▸ Work task
Your task is to work out how many lines in the data include the word "Province". Reply with the number alone.

[Transcribed page data]
= = = =

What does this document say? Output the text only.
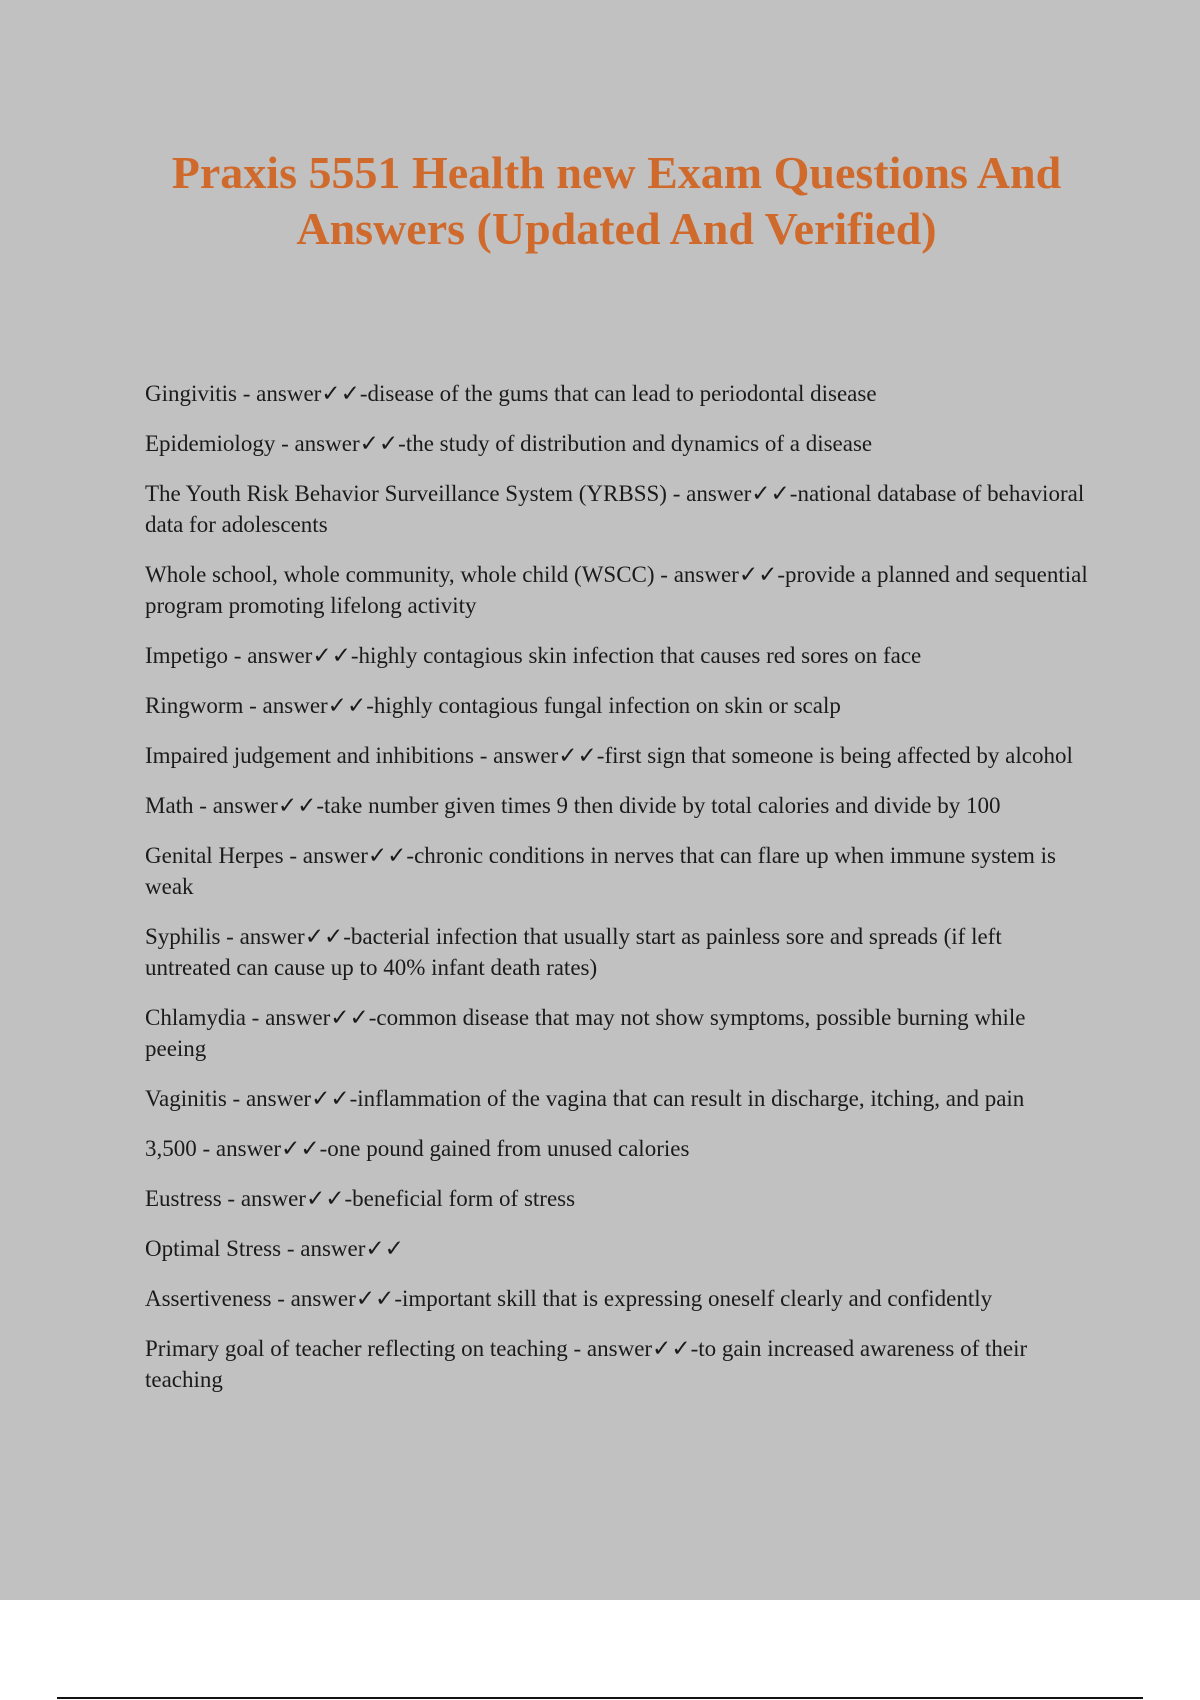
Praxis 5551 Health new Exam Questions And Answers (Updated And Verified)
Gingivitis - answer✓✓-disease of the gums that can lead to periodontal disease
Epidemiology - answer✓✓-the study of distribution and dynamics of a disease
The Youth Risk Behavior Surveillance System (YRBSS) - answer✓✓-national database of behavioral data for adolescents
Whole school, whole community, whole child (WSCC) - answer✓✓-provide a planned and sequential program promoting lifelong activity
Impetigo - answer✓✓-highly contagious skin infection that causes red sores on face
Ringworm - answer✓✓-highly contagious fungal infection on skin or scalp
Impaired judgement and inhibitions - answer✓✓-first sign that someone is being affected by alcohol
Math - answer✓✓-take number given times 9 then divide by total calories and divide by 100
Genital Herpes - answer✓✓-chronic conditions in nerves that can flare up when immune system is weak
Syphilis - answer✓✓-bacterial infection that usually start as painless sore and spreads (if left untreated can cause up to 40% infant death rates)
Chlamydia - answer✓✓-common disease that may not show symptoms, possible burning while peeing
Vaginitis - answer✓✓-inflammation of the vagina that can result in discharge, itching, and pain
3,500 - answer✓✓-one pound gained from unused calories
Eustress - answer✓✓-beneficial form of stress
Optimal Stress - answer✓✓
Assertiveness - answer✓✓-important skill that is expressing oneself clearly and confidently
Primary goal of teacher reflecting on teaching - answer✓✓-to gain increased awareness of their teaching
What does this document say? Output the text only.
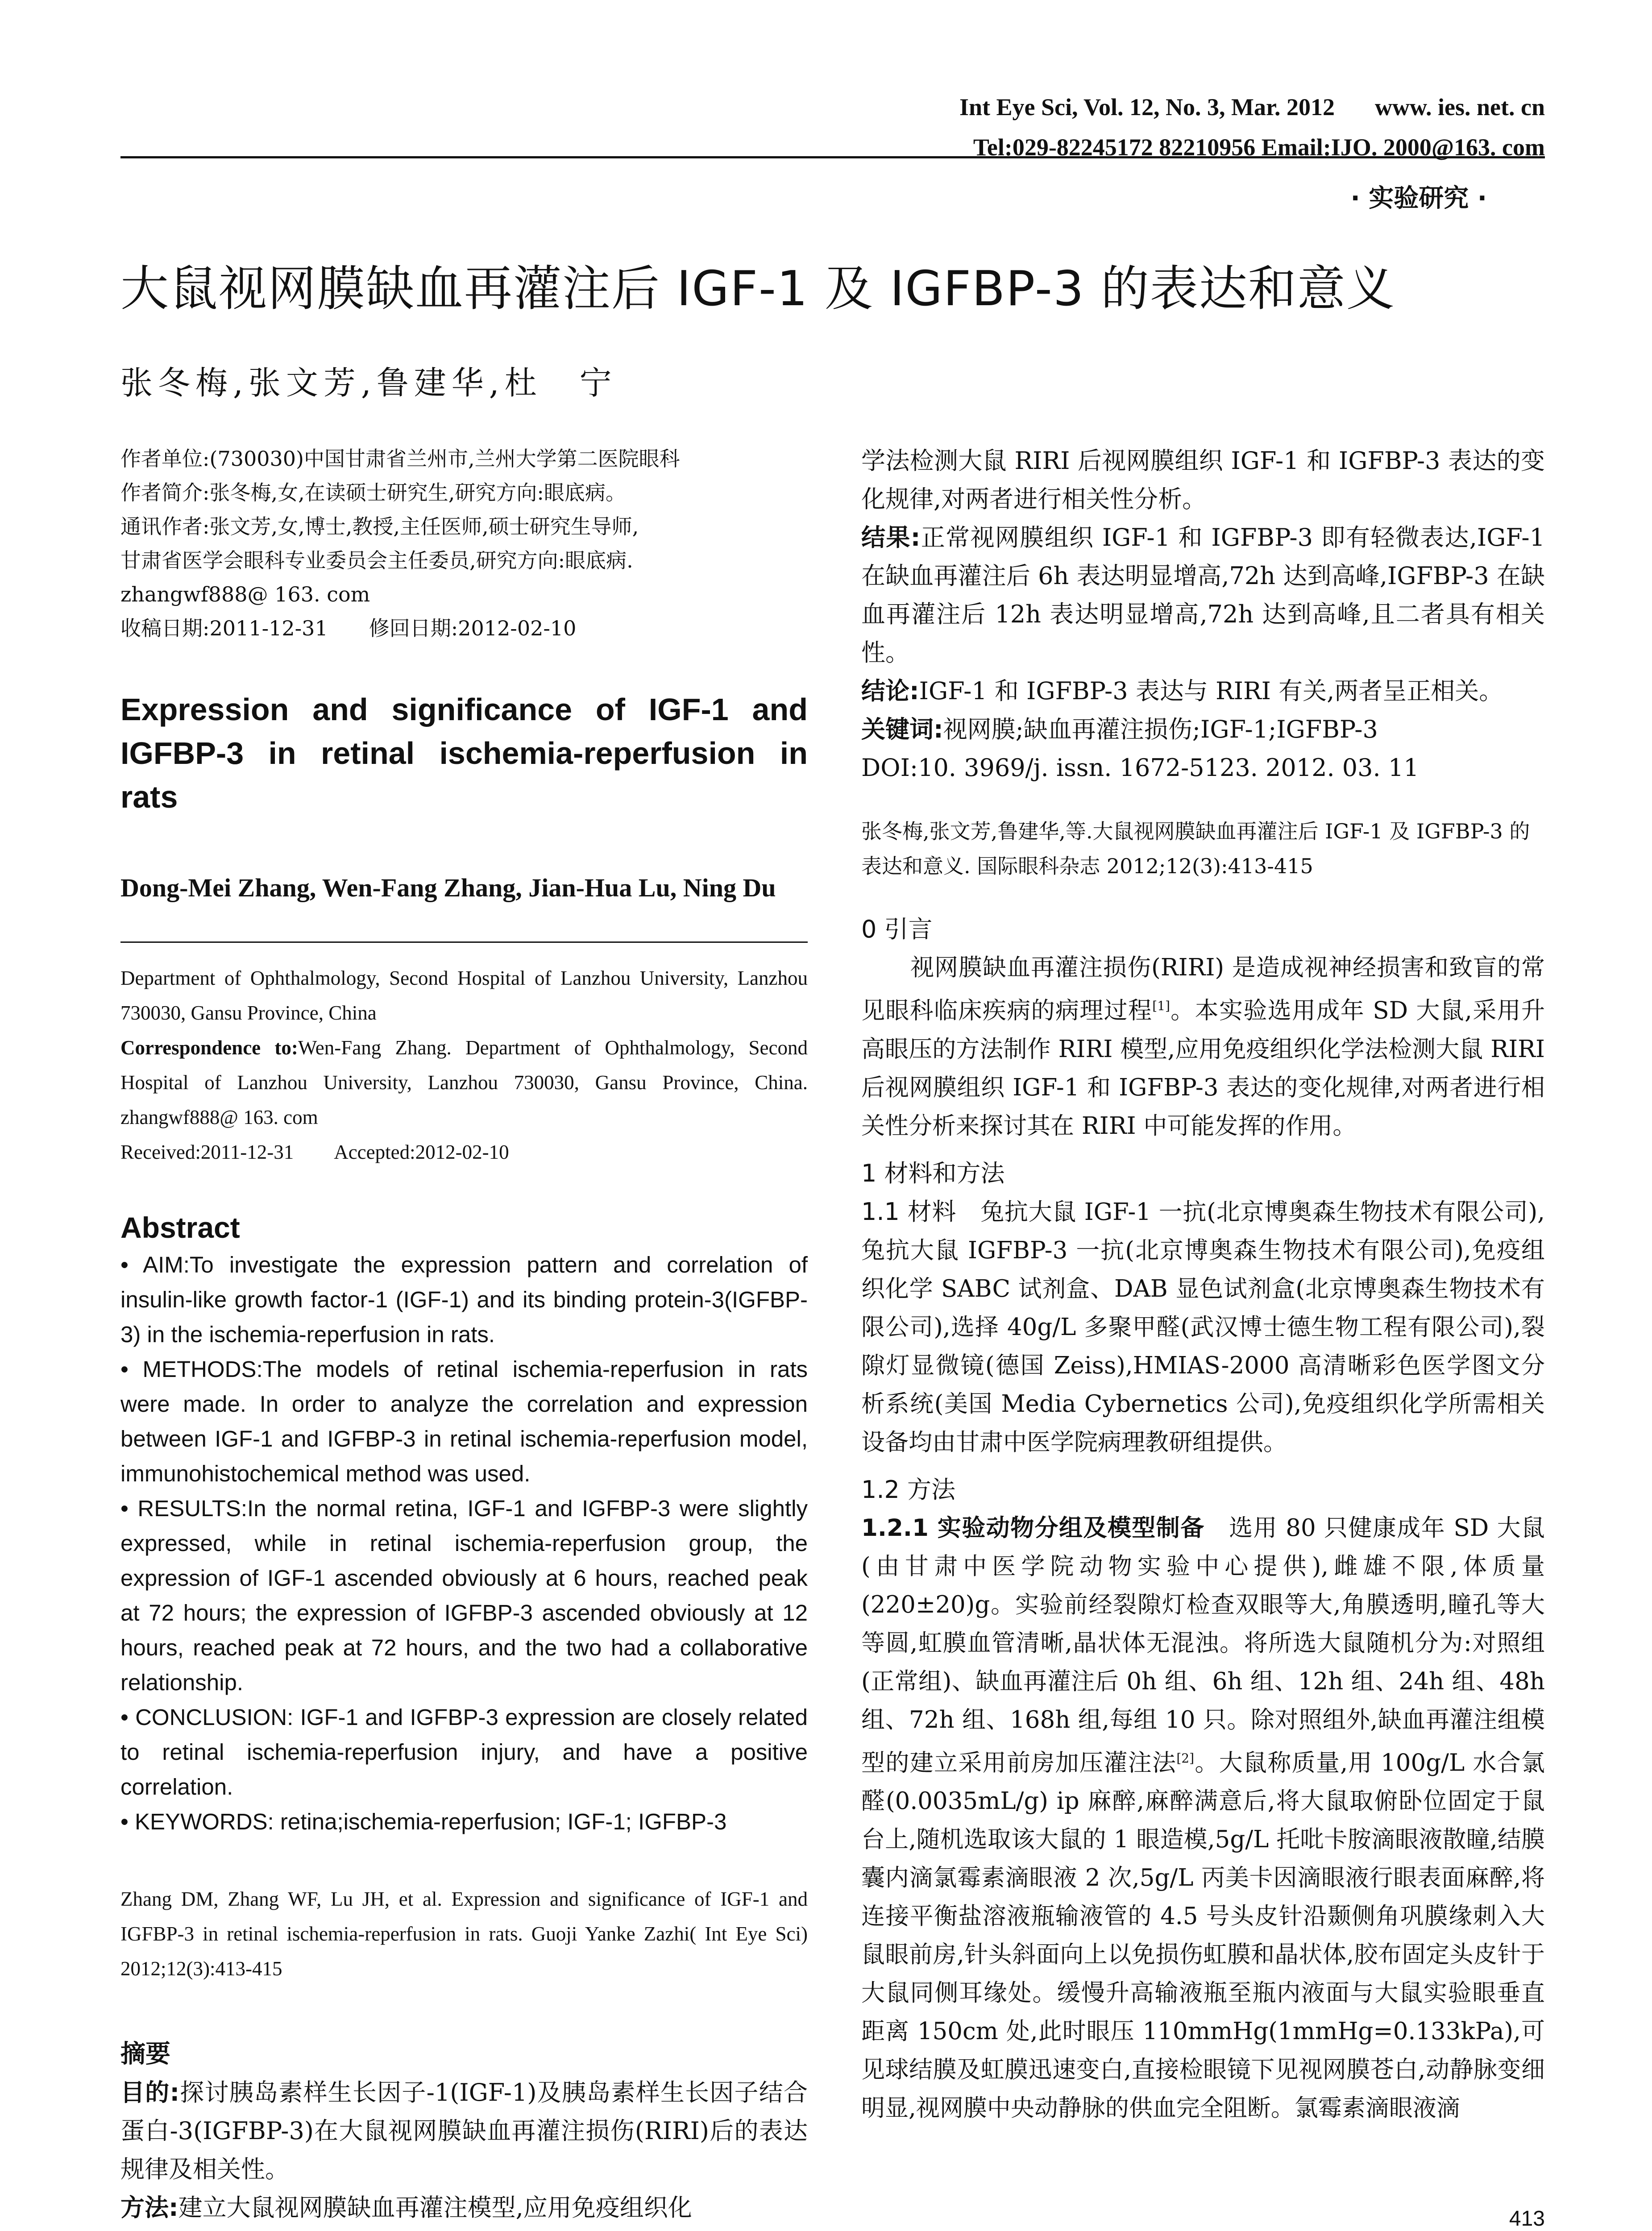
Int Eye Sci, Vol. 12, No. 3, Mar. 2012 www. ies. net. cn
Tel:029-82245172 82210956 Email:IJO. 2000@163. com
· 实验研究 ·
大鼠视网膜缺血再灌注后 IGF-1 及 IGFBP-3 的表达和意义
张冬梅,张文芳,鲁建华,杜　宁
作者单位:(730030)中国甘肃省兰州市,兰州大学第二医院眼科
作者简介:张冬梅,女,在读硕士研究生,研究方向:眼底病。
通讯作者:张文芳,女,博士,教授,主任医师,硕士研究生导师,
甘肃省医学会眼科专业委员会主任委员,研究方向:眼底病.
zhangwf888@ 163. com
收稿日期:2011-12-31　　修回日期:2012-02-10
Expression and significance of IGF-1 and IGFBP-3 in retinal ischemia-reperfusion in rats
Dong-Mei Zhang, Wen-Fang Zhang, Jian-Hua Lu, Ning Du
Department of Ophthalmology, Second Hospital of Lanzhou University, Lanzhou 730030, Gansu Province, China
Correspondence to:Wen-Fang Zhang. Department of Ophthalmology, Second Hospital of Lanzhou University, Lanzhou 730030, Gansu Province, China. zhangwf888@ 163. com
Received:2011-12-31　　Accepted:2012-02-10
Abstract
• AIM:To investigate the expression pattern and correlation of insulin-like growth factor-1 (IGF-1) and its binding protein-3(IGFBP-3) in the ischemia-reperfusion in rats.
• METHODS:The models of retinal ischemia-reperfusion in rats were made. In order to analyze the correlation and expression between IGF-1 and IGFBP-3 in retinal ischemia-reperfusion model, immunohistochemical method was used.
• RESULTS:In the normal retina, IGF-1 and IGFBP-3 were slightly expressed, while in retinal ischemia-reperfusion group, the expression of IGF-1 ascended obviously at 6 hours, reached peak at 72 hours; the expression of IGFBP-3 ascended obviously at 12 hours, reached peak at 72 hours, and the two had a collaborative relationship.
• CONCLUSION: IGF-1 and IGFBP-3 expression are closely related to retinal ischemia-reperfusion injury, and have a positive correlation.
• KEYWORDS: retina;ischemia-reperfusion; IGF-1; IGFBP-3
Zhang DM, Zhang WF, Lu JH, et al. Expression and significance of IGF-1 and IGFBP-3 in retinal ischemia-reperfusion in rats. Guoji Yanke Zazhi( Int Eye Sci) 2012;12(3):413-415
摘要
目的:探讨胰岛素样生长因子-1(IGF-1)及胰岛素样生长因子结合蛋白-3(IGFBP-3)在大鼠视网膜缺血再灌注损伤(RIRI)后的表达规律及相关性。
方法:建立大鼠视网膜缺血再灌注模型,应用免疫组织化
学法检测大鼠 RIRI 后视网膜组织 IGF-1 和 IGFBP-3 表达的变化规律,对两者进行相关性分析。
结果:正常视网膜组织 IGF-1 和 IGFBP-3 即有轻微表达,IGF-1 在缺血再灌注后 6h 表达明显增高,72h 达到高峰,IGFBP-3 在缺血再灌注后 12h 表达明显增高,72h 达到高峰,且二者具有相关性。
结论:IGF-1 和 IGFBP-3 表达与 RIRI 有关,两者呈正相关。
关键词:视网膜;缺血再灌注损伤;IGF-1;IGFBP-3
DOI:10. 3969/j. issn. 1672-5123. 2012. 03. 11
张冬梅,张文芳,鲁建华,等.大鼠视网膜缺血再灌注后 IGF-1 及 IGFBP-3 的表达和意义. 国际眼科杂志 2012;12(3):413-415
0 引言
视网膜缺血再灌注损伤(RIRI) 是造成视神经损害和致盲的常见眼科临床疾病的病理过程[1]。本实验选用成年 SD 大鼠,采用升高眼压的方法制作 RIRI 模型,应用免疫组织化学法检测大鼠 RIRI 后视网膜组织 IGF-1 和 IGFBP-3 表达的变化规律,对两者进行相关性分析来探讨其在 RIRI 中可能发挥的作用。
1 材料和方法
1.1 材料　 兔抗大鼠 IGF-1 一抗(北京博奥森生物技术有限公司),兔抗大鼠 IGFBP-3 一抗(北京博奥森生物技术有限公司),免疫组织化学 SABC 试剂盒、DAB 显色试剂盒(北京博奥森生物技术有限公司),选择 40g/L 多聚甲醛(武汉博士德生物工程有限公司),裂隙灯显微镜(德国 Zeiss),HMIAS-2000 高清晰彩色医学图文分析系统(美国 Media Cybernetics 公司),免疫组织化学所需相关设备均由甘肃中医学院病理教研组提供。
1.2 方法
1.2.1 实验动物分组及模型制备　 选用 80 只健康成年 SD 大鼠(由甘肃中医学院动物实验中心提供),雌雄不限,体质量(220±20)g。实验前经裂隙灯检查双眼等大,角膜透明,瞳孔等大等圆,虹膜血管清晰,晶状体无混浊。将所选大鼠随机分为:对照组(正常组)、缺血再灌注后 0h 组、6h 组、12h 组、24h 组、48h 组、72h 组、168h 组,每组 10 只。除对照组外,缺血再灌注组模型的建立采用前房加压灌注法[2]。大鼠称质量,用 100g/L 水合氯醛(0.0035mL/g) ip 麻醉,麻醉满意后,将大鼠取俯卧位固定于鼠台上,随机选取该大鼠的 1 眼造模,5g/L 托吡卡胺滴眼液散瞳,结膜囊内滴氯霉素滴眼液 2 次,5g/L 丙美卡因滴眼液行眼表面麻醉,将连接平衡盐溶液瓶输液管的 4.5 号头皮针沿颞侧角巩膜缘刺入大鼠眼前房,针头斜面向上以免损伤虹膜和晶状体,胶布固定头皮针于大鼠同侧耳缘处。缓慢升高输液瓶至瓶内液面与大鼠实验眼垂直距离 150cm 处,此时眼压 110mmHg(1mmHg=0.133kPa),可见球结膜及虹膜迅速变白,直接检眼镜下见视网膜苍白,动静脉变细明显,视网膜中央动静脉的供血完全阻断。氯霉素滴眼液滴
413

= = = =

▸ Answer space
2